Quoted passage:

·····

Caucus members and allies controlling the Joint Appropriations Committee proposed major reductions to Gordon's biennial budget recommendation. Targets included the University of Wyoming's block grant, the departments of Health and Family Services, state-employee compensation, the Wyoming Business Council and Wyoming Public Media. The committee also considered eliminating or sharply reducing programs supporting rural services and economic development.

The caucus said the reductions would restrain government growth and return spending toward pre-pandemic levels. Gordon answered that Wyoming had neither structural debt nor uncontrolled spending and called the committee proposal a "demolition budget." Wyoming has no state individual or corporate income tax, maintains a constitutionally required balanced budget and relies heavily on mineral revenue. Gordon argued that importing a national "cut everything" message into that structure amounted to political theater rather than a response to debt. The proposed reductions included $40 million, about 11 percent, from the University of Wyoming's block grant; elimination of most Wyoming Business Council funding; an end to state support for Wyoming Public Media; and reductions affecting health, family services and employee compensation. Critics said the practical effects would include fewer university programs, weaker recruitment and retention of public employees, reduced rural economic-development capacity and pressure on services for children, older residents and people with disabilities.

·····

Records shown:

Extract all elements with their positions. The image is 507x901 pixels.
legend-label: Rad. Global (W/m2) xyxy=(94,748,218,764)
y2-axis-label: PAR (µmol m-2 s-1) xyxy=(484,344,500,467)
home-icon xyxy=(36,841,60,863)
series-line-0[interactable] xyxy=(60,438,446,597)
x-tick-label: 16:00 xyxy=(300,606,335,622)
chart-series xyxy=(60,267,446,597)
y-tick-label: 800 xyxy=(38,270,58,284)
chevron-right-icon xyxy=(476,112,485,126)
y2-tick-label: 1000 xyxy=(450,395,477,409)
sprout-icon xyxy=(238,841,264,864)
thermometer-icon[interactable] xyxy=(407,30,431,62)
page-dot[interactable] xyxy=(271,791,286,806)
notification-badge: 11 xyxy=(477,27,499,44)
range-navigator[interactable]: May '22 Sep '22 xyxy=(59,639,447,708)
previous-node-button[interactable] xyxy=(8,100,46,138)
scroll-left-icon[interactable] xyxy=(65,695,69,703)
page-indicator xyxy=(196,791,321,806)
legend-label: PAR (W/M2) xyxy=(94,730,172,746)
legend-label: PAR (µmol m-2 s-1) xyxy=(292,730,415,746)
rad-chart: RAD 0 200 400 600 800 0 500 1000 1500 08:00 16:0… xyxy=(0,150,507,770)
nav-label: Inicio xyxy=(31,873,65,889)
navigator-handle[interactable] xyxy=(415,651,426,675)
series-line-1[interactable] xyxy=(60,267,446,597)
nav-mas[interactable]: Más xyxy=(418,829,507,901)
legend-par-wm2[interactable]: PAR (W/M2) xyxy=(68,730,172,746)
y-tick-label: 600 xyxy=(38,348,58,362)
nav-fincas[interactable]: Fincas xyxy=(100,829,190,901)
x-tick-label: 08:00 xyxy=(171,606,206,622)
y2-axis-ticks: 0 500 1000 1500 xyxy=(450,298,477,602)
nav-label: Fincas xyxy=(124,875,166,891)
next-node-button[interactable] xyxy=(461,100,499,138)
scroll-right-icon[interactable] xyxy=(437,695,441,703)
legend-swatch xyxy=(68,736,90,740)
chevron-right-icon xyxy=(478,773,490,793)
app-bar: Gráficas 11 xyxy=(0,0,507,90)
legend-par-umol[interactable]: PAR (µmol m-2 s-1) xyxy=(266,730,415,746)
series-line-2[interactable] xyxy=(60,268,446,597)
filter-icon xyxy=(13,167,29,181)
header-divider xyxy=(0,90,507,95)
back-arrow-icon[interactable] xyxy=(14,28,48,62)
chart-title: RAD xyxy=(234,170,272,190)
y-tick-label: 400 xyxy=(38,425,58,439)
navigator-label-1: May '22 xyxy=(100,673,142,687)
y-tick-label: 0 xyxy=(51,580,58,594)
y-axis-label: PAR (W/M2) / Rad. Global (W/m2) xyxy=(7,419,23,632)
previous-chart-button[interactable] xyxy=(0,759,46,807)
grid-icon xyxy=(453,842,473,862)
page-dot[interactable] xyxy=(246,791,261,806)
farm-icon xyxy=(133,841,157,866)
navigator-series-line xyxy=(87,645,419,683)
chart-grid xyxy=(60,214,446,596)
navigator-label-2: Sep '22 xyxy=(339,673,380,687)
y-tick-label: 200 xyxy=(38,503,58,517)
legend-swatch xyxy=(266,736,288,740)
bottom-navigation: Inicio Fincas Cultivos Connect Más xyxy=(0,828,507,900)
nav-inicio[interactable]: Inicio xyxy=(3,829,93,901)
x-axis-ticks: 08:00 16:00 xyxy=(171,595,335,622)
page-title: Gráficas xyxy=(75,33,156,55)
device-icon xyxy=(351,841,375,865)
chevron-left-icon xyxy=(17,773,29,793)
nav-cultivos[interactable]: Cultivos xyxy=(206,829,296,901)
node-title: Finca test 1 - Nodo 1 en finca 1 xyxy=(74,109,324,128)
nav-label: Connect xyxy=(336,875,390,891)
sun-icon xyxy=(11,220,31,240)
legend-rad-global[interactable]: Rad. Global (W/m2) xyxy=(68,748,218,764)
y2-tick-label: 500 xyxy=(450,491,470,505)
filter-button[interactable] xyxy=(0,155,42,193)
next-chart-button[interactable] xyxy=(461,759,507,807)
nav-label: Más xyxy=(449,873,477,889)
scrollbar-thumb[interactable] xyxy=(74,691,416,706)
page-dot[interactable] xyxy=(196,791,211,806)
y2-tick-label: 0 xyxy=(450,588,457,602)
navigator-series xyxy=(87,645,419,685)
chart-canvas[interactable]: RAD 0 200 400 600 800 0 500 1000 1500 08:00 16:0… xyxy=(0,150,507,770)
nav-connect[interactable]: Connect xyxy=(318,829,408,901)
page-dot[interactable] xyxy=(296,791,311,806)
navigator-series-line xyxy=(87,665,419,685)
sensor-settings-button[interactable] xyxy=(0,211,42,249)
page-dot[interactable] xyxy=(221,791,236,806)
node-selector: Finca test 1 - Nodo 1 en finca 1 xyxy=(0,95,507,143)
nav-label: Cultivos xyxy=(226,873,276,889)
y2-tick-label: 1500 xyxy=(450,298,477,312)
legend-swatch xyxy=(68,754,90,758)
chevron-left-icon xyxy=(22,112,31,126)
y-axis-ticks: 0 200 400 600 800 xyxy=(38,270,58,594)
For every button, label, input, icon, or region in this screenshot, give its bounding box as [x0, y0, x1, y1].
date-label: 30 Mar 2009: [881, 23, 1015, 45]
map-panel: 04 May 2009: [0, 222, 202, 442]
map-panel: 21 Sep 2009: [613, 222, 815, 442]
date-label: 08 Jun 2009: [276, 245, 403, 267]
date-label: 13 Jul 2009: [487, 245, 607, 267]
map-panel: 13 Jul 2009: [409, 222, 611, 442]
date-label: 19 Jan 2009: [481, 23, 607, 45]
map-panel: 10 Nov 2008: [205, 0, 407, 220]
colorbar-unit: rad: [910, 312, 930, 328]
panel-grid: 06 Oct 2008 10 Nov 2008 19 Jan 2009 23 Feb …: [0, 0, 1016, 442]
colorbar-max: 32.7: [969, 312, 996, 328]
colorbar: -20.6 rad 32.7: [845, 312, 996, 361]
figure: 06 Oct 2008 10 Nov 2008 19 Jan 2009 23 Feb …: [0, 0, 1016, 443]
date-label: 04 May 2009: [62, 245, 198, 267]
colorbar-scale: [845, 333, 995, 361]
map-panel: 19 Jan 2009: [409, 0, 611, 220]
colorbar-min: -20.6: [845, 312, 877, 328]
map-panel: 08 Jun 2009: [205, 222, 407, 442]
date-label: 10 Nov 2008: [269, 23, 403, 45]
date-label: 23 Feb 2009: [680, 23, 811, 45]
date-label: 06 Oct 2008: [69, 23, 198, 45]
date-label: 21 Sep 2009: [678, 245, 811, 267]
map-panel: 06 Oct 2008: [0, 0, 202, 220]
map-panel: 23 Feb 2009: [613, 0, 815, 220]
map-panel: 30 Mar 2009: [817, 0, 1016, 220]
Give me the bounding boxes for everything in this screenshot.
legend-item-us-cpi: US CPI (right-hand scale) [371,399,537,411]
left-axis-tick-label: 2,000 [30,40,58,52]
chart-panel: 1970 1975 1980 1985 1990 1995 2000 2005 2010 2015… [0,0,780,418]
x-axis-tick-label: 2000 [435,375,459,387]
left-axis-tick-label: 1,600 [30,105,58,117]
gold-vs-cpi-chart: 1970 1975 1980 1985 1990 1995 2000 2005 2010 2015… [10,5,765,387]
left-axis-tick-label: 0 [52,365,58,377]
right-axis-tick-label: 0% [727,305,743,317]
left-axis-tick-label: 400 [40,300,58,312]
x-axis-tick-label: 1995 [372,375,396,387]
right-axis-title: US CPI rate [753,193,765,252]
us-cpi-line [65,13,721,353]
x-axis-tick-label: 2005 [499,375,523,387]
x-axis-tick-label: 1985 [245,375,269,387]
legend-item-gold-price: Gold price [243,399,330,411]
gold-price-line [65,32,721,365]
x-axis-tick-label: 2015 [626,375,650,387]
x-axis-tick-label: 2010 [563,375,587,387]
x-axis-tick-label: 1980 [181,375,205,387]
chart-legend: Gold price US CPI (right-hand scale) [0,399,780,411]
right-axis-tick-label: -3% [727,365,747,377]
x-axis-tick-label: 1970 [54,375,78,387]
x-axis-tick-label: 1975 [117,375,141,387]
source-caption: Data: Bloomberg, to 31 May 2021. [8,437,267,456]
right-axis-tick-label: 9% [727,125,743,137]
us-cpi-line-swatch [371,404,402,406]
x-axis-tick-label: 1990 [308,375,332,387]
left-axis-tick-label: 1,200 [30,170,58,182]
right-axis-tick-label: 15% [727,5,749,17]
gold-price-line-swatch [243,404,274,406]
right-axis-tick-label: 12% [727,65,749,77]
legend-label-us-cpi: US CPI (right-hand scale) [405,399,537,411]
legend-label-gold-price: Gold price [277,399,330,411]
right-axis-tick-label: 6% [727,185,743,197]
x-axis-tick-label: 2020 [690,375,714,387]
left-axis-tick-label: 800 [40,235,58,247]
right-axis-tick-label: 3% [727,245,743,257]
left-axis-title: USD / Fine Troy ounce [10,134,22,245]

·····

Exercise goal:
Copy the passage on the Wyoming budget dispute in full, word for word. Rely only on the passage on the Wyoming budget dispute, not on the data.

Exercise output:
Caucus members and allies controlling the Joint Appropriations Committee proposed major reductions to Gordon's biennial budget recommendation. Targets included the University of Wyoming's block grant, the departments of Health and Family Services, state-employee compensation, the Wyoming Business Council and Wyoming Public Media. The committee also considered eliminating or sharply reducing programs supporting rural services and economic development.

The caucus said the reductions would restrain government growth and return spending toward pre-pandemic levels. Gordon answered that Wyoming had neither structural debt nor uncontrolled spending and called the committee proposal a "demolition budget." Wyoming has no state individual or corporate income tax, maintains a constitutionally required balanced budget and relies heavily on mineral revenue. Gordon argued that importing a national "cut everything" message into that structure amounted to political theater rather than a response to debt. The proposed reductions included $40 million, about 11 percent, from the University of Wyoming's block grant; elimination of most Wyoming Business Council funding; an end to state support for Wyoming Public Media; and reductions affecting health, family services and employee compensation. Critics said the practical effects would include fewer university programs, weaker recruitment and retention of public employees, reduced rural economic-development capacity and pressure on services for children, older residents and people with disabilities.